### Aim of the exercise
Format all lines in the rows below as a single numbered list, skipping blank lines. Omit the picture lines from the output.

---------- Supplied entries

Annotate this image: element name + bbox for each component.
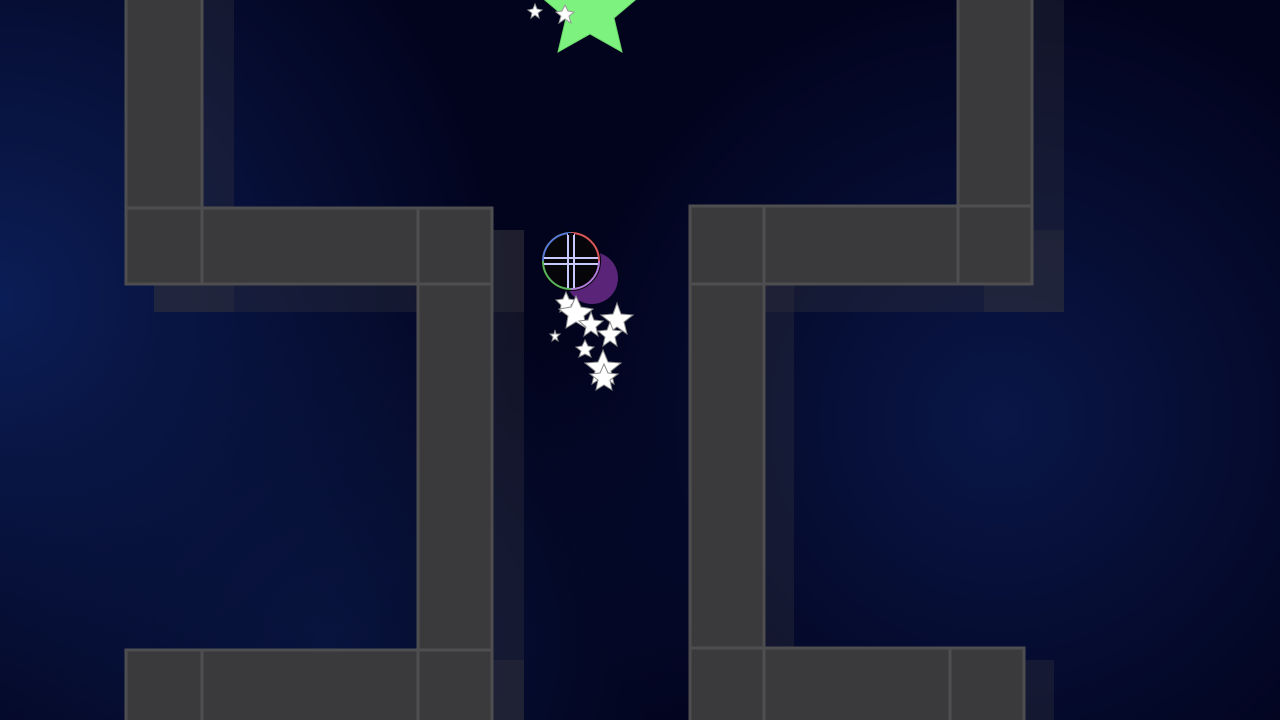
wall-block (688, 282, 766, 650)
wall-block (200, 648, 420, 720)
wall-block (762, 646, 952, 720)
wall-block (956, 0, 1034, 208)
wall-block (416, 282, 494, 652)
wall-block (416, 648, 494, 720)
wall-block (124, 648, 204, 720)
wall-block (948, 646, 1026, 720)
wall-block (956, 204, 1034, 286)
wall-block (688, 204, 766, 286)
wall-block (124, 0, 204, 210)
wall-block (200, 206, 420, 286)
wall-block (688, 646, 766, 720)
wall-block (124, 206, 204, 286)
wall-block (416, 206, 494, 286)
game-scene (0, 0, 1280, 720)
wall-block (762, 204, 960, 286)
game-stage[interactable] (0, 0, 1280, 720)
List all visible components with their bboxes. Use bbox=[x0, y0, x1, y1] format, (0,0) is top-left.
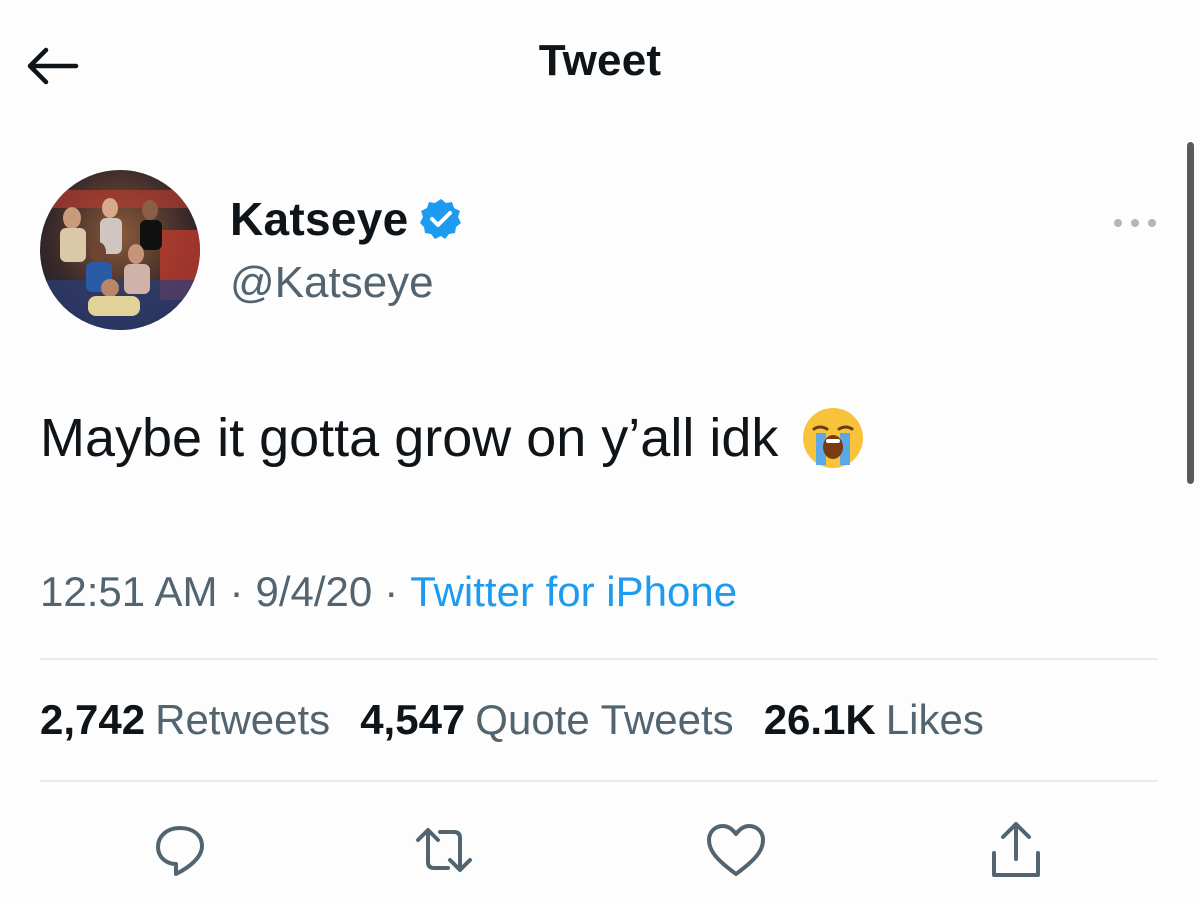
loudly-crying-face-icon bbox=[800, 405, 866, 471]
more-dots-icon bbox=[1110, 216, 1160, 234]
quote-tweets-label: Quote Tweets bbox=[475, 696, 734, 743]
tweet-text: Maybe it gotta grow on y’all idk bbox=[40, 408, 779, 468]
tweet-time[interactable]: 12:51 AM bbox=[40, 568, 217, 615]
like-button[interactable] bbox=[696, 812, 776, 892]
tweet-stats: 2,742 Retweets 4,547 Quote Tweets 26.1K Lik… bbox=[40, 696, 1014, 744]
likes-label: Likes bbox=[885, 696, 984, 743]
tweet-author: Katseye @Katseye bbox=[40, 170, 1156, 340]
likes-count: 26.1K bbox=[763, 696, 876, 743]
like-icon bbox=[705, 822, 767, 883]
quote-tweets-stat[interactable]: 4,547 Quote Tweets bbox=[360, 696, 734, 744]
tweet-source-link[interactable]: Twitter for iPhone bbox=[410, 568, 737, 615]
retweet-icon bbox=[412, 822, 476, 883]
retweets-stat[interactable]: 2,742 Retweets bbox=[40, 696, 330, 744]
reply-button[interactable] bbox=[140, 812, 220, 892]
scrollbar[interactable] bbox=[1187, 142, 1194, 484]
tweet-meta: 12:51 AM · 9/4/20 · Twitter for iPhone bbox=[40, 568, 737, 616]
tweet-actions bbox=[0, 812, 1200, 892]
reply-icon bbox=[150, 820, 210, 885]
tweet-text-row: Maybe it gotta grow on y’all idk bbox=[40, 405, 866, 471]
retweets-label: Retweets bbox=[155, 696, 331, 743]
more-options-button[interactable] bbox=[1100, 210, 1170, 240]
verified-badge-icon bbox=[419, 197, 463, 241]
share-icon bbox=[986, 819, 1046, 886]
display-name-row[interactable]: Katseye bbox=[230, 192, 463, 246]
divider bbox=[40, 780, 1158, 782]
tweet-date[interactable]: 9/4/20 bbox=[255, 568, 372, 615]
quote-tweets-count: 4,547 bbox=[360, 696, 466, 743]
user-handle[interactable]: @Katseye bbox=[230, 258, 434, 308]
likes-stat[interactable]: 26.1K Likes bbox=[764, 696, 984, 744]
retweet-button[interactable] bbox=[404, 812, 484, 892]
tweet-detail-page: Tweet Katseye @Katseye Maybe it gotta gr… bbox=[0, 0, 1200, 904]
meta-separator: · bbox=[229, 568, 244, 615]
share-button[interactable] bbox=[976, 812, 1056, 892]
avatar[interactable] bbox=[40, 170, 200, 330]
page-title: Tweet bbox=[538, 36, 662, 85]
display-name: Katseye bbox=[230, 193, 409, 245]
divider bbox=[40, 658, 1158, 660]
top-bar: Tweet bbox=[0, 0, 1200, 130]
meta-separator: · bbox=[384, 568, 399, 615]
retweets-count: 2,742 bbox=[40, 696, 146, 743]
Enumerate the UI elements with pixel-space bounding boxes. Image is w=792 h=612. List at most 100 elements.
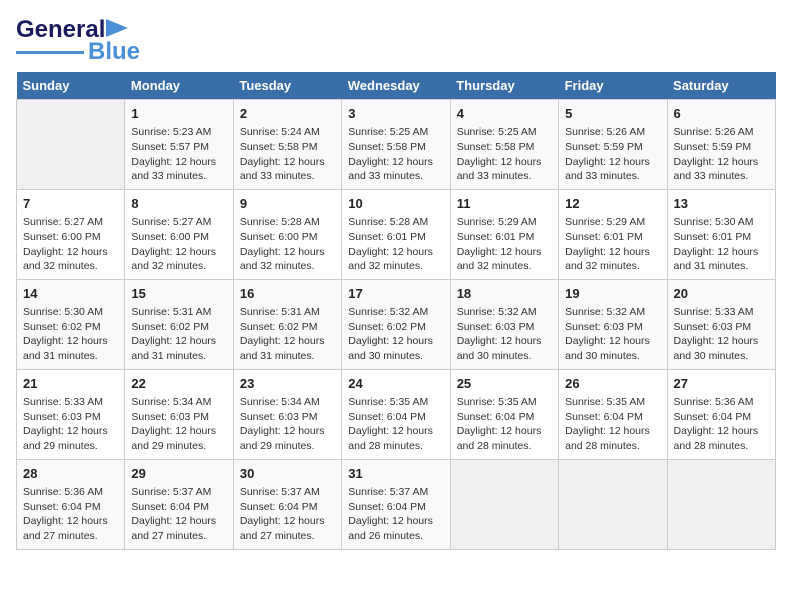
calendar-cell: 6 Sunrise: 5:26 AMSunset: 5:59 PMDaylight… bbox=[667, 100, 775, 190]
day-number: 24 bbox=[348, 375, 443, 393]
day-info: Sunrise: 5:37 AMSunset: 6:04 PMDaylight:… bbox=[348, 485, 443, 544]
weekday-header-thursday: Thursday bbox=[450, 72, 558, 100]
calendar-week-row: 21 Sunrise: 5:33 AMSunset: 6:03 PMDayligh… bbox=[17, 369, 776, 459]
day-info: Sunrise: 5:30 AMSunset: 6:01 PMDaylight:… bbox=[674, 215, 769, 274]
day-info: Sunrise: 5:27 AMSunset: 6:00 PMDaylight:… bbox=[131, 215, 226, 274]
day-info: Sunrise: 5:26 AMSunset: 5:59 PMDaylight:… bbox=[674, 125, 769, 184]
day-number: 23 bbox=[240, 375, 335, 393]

--------------------

### Exercise response
1. Annotate this image: element name + bbox for each component.
2. wall-block (688, 282, 766, 650)
3. wall-block (200, 648, 420, 720)
4. wall-block (762, 646, 952, 720)
5. wall-block (956, 0, 1034, 208)
6. wall-block (416, 282, 494, 652)
7. wall-block (416, 648, 494, 720)
8. wall-block (124, 648, 204, 720)
9. wall-block (948, 646, 1026, 720)
10. wall-block (956, 204, 1034, 286)
11. wall-block (688, 204, 766, 286)
12. wall-block (124, 0, 204, 210)
13. wall-block (200, 206, 420, 286)
14. wall-block (688, 646, 766, 720)
15. wall-block (124, 206, 204, 286)
16. wall-block (416, 206, 494, 286)
17. game-scene (0, 0, 1280, 720)
18. wall-block (762, 204, 960, 286)
19. game-stage[interactable] (0, 0, 1280, 720)
20. List all visible components with their bboxes. Use bbox=[x0, y0, x1, y1] format, (0,0) is top-left.
21. loudly-crying-face-icon bbox=[800, 405, 866, 471]
22. more-dots-icon bbox=[1110, 216, 1160, 234]
23. quote-tweets-label: Quote Tweets bbox=[475, 696, 734, 743]
24. tweet-text: Maybe it gotta grow on y’all idk bbox=[40, 408, 779, 468]
25. tweet-time[interactable]: 12:51 AM bbox=[40, 568, 217, 615]
26. like-button[interactable] bbox=[696, 812, 776, 892]
27. tweet-stats: 2,742 Retweets 4,547 Quote Tweets 26.1K Lik… bbox=[40, 696, 1014, 744]
28. likes-label: Likes bbox=[885, 696, 984, 743]
29. tweet-author: Katseye @Katseye bbox=[40, 170, 1156, 340]
30. likes-count: 26.1K bbox=[763, 696, 876, 743]
31. like-icon bbox=[705, 822, 767, 883]
32. quote-tweets-stat[interactable]: 4,547 Quote Tweets bbox=[360, 696, 734, 744]
33. tweet-source-link[interactable]: Twitter for iPhone bbox=[410, 568, 737, 615]
34. retweet-icon bbox=[412, 822, 476, 883]
35. retweets-stat[interactable]: 2,742 Retweets bbox=[40, 696, 330, 744]
36. reply-button[interactable] bbox=[140, 812, 220, 892]
37. scrollbar[interactable] bbox=[1187, 142, 1194, 484]
38. tweet-meta: 12:51 AM · 9/4/20 · Twitter for iPhone bbox=[40, 568, 737, 616]
39. tweet-actions bbox=[0, 812, 1200, 892]
40. reply-icon bbox=[150, 820, 210, 885]
41. tweet-text-row: Maybe it gotta grow on y’all idk bbox=[40, 405, 866, 471]
42. retweets-label: Retweets bbox=[155, 696, 331, 743]
43. more-options-button[interactable] bbox=[1100, 210, 1170, 240]
44. verified-badge-icon bbox=[419, 197, 463, 241]
45. share-icon bbox=[986, 819, 1046, 886]
46. display-name-row[interactable]: Katseye bbox=[230, 192, 463, 246]
47. divider bbox=[40, 780, 1158, 782]
48. tweet-date[interactable]: 9/4/20 bbox=[255, 568, 372, 615]
49. quote-tweets-count: 4,547 bbox=[360, 696, 466, 743]
50. user-handle[interactable]: @Katseye bbox=[230, 258, 434, 308]
51. likes-stat[interactable]: 26.1K Likes bbox=[764, 696, 984, 744]
52. retweet-button[interactable] bbox=[404, 812, 484, 892]
53. tweet-detail-page: Tweet Katseye @Katseye Maybe it gotta gr… bbox=[0, 0, 1200, 904]
54. meta-separator: · bbox=[229, 568, 244, 615]
55. share-button[interactable] bbox=[976, 812, 1056, 892]
56. avatar[interactable] bbox=[40, 170, 200, 330]
57. page-title: Tweet bbox=[538, 36, 662, 85]
58. display-name: Katseye bbox=[230, 193, 409, 245]
59. divider bbox=[40, 658, 1158, 660]
60. top-bar: Tweet bbox=[0, 0, 1200, 130]
61. meta-separator: · bbox=[384, 568, 399, 615]
62. retweets-count: 2,742 bbox=[40, 696, 146, 743]
63. Enumerate the UI elements with pixel-space bounding boxes. Image is w=792 h=612. List at most 100 elements.
64. calendar-cell: 6 Sunrise: 5:26 AMSunset: 5:59 PMDaylight… bbox=[667, 100, 775, 190]
65. day-number: 24 bbox=[348, 375, 443, 393]
66. day-info: Sunrise: 5:37 AMSunset: 6:04 PMDaylight:… bbox=[348, 485, 443, 544]
67. weekday-header-thursday: Thursday bbox=[450, 72, 558, 100]
68. calendar-week-row: 21 Sunrise: 5:33 AMSunset: 6:03 PMDayligh… bbox=[17, 369, 776, 459]
69. day-info: Sunrise: 5:30 AMSunset: 6:01 PMDaylight:… bbox=[674, 215, 769, 274]
70. day-info: Sunrise: 5:27 AMSunset: 6:00 PMDaylight:… bbox=[131, 215, 226, 274]
71. day-info: Sunrise: 5:26 AMSunset: 5:59 PMDaylight:… bbox=[674, 125, 769, 184]
72. day-number: 23 bbox=[240, 375, 335, 393]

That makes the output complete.